— START Exercise inputs —

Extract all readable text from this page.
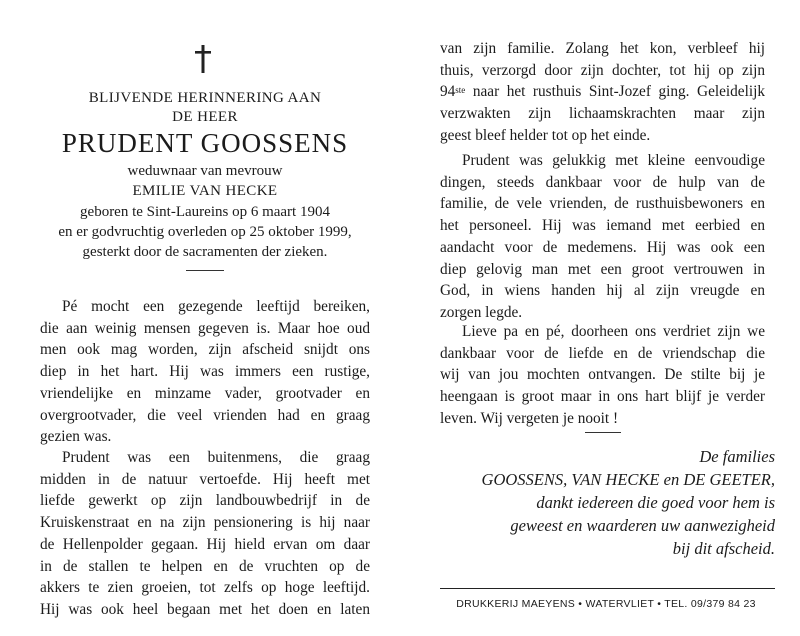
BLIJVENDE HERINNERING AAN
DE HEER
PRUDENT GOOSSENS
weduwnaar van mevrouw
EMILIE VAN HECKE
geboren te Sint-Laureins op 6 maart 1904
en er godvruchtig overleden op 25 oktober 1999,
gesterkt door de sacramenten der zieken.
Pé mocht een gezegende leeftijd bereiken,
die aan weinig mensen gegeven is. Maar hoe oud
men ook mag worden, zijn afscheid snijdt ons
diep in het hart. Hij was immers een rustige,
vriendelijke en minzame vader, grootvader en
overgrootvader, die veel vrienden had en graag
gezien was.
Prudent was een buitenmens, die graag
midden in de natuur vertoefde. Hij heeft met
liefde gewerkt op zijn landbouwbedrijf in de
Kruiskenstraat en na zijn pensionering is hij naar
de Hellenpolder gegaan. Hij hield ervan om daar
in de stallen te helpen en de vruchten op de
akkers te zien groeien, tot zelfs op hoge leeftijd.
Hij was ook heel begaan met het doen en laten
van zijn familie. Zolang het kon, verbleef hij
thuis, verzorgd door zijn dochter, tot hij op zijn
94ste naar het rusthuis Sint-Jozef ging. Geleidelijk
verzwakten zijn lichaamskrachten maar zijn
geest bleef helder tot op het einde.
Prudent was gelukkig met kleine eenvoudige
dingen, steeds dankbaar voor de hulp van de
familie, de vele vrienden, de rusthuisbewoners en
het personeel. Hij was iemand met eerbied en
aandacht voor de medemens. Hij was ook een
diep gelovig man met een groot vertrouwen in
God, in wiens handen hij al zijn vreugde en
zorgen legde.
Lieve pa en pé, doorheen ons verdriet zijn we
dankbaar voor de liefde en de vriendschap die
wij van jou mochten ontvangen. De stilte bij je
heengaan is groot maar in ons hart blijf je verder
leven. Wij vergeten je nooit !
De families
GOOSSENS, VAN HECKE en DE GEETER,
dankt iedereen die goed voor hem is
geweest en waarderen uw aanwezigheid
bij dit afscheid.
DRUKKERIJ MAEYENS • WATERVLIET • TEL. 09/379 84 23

— END Exercise inputs —

**Set exercise:** Print all of the entries word for word. Omit the pictures they contain.

**Solution below:**
Extract all readable text from this page.
BLIJVENDE HERINNERING AAN
DE HEER
PRUDENT GOOSSENS
weduwnaar van mevrouw
EMILIE VAN HECKE
geboren te Sint-Laureins op 6 maart 1904
en er godvruchtig overleden op 25 oktober 1999,
gesterkt door de sacramenten der zieken.
Pé mocht een gezegende leeftijd bereiken,
die aan weinig mensen gegeven is. Maar hoe oud
men ook mag worden, zijn afscheid snijdt ons
diep in het hart. Hij was immers een rustige,
vriendelijke en minzame vader, grootvader en
overgrootvader, die veel vrienden had en graag
gezien was.
Prudent was een buitenmens, die graag
midden in de natuur vertoefde. Hij heeft met
liefde gewerkt op zijn landbouwbedrijf in de
Kruiskenstraat en na zijn pensionering is hij naar
de Hellenpolder gegaan. Hij hield ervan om daar
in de stallen te helpen en de vruchten op de
akkers te zien groeien, tot zelfs op hoge leeftijd.
Hij was ook heel begaan met het doen en laten
van zijn familie. Zolang het kon, verbleef hij
thuis, verzorgd door zijn dochter, tot hij op zijn
94ste naar het rusthuis Sint-Jozef ging. Geleidelijk
verzwakten zijn lichaamskrachten maar zijn
geest bleef helder tot op het einde.
Prudent was gelukkig met kleine eenvoudige
dingen, steeds dankbaar voor de hulp van de
familie, de vele vrienden, de rusthuisbewoners en
het personeel. Hij was iemand met eerbied en
aandacht voor de medemens. Hij was ook een
diep gelovig man met een groot vertrouwen in
God, in wiens handen hij al zijn vreugde en
zorgen legde.
Lieve pa en pé, doorheen ons verdriet zijn we
dankbaar voor de liefde en de vriendschap die
wij van jou mochten ontvangen. De stilte bij je
heengaan is groot maar in ons hart blijf je verder
leven. Wij vergeten je nooit !
De families
GOOSSENS, VAN HECKE en DE GEETER,
dankt iedereen die goed voor hem is
geweest en waarderen uw aanwezigheid
bij dit afscheid.
DRUKKERIJ MAEYENS • WATERVLIET • TEL. 09/379 84 23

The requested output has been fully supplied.